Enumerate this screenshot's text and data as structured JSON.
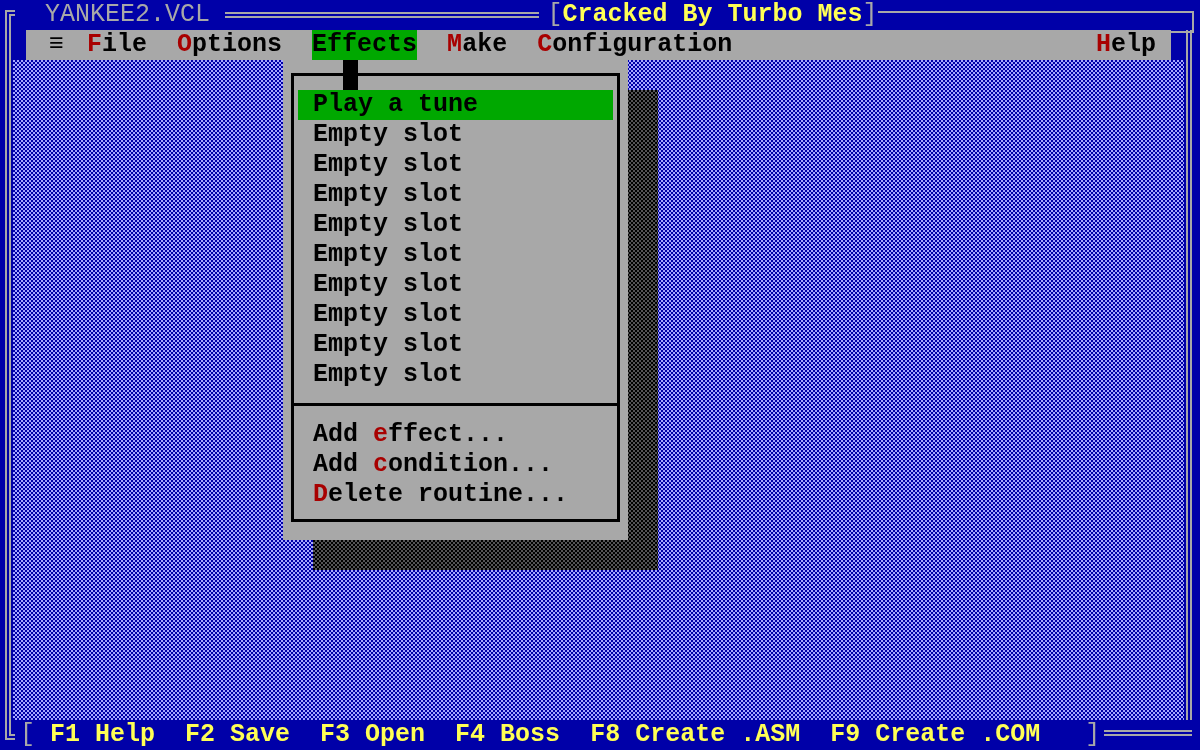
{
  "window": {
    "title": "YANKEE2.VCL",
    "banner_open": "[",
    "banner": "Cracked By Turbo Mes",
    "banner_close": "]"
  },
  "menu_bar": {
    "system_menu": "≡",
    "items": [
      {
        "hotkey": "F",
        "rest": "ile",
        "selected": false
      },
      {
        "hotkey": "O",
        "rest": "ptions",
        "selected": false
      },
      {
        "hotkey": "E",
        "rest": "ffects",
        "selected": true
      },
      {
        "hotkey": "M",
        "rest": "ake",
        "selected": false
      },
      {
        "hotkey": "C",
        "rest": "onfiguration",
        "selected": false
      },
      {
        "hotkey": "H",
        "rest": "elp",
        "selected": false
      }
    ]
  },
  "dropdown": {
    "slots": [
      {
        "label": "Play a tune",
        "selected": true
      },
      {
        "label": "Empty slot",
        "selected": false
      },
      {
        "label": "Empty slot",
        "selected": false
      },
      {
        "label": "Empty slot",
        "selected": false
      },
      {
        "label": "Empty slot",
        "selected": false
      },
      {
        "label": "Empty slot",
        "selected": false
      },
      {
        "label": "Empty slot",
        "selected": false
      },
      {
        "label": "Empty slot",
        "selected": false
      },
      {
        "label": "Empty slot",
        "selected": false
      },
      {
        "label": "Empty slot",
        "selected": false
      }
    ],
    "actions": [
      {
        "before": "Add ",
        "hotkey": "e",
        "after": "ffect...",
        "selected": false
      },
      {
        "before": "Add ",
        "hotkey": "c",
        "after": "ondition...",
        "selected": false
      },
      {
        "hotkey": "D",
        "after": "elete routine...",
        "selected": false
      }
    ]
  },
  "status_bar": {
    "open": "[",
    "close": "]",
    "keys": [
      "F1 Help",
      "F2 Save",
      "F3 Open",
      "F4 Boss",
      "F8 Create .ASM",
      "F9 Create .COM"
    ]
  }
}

■ **Aim**
Return the material word for word. Pictures are not part of the copy.

■ **Task solution**
Enumerate this screenshot's text and data as structured JSON.
{
  "window": {
    "title": "YANKEE2.VCL",
    "banner_open": "[",
    "banner": "Cracked By Turbo Mes",
    "banner_close": "]"
  },
  "menu_bar": {
    "system_menu": "≡",
    "items": [
      {
        "hotkey": "F",
        "rest": "ile",
        "selected": false
      },
      {
        "hotkey": "O",
        "rest": "ptions",
        "selected": false
      },
      {
        "hotkey": "E",
        "rest": "ffects",
        "selected": true
      },
      {
        "hotkey": "M",
        "rest": "ake",
        "selected": false
      },
      {
        "hotkey": "C",
        "rest": "onfiguration",
        "selected": false
      },
      {
        "hotkey": "H",
        "rest": "elp",
        "selected": false
      }
    ]
  },
  "dropdown": {
    "slots": [
      {
        "label": "Play a tune",
        "selected": true
      },
      {
        "label": "Empty slot",
        "selected": false
      },
      {
        "label": "Empty slot",
        "selected": false
      },
      {
        "label": "Empty slot",
        "selected": false
      },
      {
        "label": "Empty slot",
        "selected": false
      },
      {
        "label": "Empty slot",
        "selected": false
      },
      {
        "label": "Empty slot",
        "selected": false
      },
      {
        "label": "Empty slot",
        "selected": false
      },
      {
        "label": "Empty slot",
        "selected": false
      },
      {
        "label": "Empty slot",
        "selected": false
      }
    ],
    "actions": [
      {
        "before": "Add ",
        "hotkey": "e",
        "after": "ffect...",
        "selected": false
      },
      {
        "before": "Add ",
        "hotkey": "c",
        "after": "ondition...",
        "selected": false
      },
      {
        "hotkey": "D",
        "after": "elete routine...",
        "selected": false
      }
    ]
  },
  "status_bar": {
    "open": "[",
    "close": "]",
    "keys": [
      "F1 Help",
      "F2 Save",
      "F3 Open",
      "F4 Boss",
      "F8 Create .ASM",
      "F9 Create .COM"
    ]
  }
}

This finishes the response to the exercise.